◆ **Required work**
Every line that holds "known" should be shown.

◆ **Input for this task**
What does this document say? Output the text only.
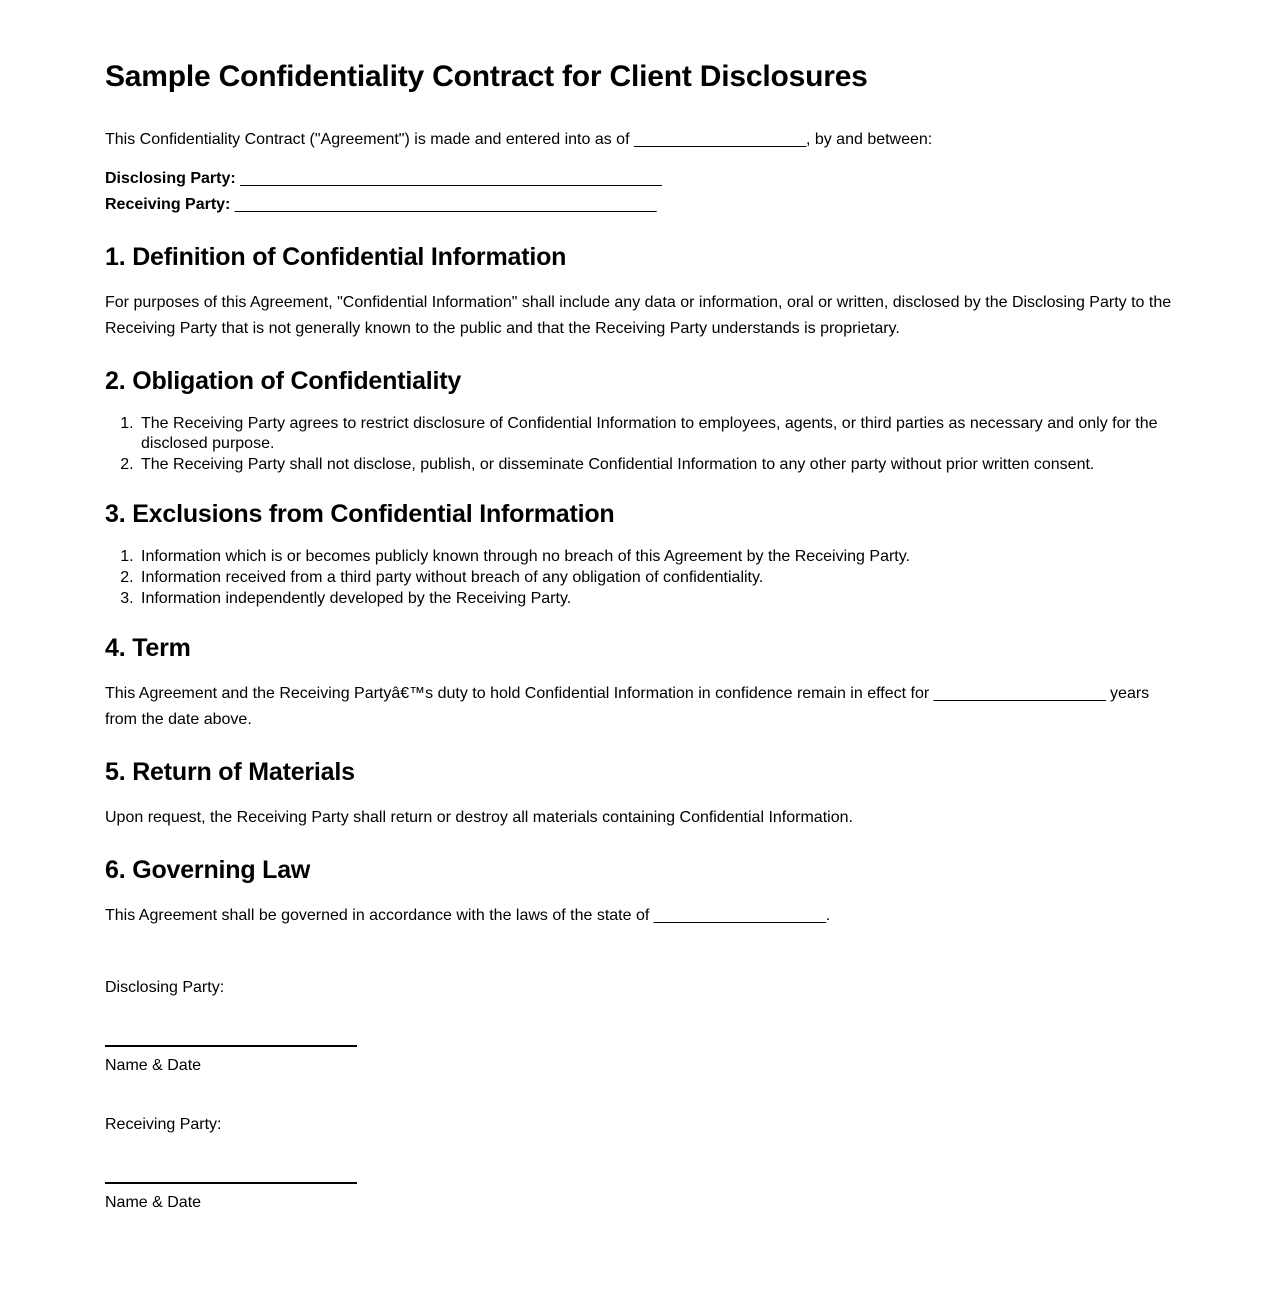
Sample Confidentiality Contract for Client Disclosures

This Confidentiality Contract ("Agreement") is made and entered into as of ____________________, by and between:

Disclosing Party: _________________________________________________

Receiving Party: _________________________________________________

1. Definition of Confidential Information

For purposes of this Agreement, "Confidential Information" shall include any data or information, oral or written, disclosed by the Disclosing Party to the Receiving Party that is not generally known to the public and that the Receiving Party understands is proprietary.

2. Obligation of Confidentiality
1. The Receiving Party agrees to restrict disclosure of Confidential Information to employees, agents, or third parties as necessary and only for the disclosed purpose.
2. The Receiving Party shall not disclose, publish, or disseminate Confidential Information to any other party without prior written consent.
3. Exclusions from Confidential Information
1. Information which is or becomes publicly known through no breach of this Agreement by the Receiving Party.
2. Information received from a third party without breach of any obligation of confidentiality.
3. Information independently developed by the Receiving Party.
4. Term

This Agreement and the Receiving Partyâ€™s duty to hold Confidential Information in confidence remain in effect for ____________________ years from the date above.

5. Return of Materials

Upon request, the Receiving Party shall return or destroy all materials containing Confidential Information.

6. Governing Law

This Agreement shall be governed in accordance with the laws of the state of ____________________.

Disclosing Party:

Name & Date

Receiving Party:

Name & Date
...
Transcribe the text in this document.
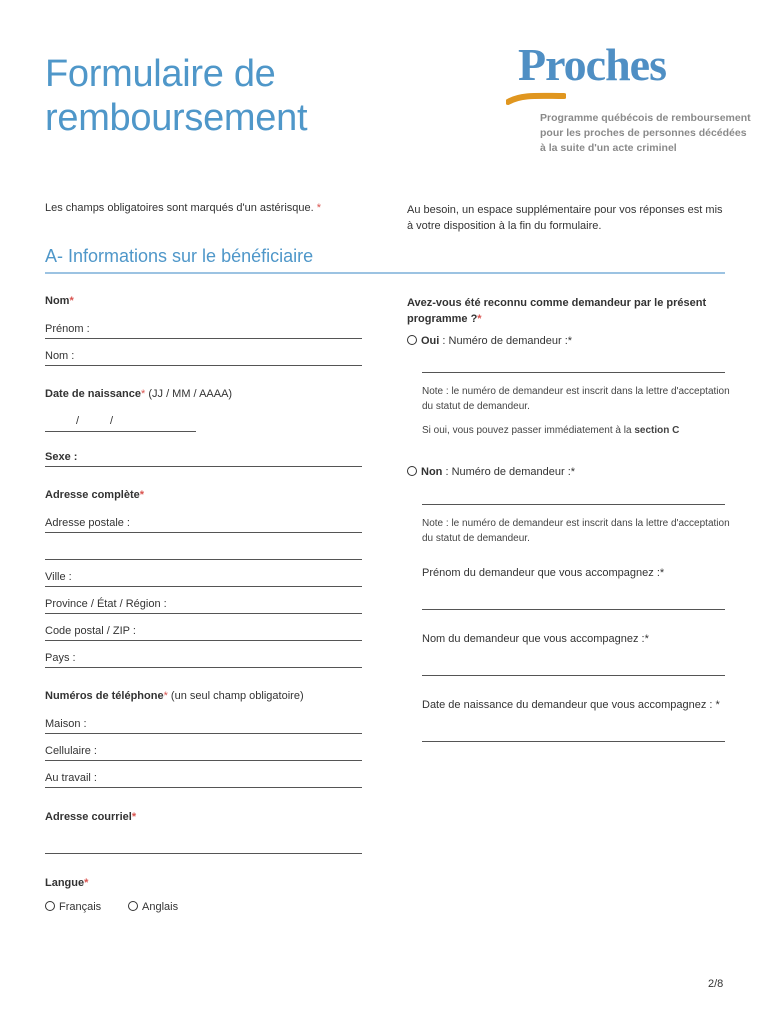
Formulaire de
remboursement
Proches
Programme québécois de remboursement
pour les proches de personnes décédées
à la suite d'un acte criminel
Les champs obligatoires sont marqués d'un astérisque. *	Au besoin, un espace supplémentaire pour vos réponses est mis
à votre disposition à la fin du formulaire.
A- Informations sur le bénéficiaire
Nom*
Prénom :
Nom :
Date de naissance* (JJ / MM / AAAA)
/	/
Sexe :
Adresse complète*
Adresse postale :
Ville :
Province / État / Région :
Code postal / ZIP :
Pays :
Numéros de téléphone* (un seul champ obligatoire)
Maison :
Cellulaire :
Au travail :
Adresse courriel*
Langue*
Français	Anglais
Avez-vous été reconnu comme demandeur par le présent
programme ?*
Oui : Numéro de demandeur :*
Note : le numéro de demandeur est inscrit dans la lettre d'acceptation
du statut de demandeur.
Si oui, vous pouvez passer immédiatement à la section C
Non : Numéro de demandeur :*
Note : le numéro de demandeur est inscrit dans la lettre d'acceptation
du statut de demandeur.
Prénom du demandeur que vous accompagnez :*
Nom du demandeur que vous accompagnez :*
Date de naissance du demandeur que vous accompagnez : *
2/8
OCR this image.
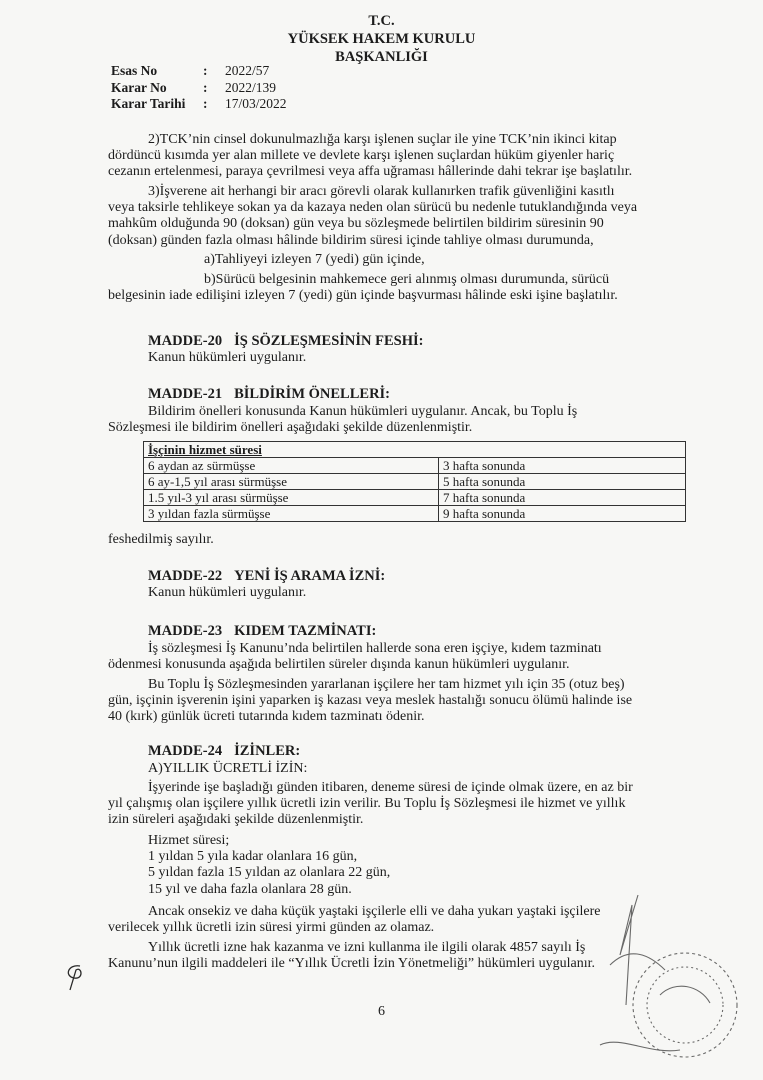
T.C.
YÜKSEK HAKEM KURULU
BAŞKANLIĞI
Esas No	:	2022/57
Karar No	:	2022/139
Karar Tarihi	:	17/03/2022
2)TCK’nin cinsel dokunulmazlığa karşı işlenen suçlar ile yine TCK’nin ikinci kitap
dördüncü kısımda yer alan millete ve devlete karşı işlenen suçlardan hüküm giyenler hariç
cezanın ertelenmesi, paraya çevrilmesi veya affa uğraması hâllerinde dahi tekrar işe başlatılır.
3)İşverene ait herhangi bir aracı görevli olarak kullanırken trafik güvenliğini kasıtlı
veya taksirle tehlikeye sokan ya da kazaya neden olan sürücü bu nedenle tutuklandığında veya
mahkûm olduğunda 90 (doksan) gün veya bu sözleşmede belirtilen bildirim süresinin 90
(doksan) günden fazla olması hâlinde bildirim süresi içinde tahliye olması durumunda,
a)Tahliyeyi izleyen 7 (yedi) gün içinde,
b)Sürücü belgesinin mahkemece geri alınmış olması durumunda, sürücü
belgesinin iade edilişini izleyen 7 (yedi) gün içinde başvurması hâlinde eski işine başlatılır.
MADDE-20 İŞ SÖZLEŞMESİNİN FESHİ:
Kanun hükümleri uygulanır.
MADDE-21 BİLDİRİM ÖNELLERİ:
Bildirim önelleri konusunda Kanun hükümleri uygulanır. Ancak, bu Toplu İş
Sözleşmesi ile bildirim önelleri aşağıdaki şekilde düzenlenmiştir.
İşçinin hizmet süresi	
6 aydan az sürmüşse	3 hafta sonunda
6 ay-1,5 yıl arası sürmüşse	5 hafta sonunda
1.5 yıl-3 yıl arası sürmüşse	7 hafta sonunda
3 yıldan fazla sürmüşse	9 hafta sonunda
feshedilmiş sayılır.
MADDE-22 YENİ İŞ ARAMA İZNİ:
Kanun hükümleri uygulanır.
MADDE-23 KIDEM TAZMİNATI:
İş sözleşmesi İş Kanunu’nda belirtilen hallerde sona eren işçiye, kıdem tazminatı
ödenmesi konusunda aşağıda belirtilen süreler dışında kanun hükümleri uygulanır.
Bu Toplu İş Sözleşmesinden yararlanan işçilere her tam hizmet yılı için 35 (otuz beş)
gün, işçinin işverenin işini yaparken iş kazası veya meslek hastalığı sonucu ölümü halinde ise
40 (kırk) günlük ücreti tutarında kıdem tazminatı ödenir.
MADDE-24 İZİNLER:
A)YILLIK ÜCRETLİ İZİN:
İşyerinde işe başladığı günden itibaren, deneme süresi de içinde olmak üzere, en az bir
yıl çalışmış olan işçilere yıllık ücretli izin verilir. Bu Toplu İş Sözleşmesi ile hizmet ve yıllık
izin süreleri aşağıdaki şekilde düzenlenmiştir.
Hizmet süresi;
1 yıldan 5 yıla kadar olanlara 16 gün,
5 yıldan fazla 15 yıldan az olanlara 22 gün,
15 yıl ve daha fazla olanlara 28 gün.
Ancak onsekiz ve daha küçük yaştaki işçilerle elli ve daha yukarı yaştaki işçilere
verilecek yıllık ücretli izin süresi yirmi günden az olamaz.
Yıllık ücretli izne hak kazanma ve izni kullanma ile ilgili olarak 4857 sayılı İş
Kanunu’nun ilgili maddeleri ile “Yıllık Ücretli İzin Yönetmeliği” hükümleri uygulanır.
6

◆ **Task response**
For purposes of this Agreement, "Confidential Information" shall include any data or information, oral or written, disclosed by the Disclosing Party to the Receiving Party that is not generally known to the public and that the Receiving Party understands is proprietary.
1. Information which is or becomes publicly known through no breach of this Agreement by the Receiving Party.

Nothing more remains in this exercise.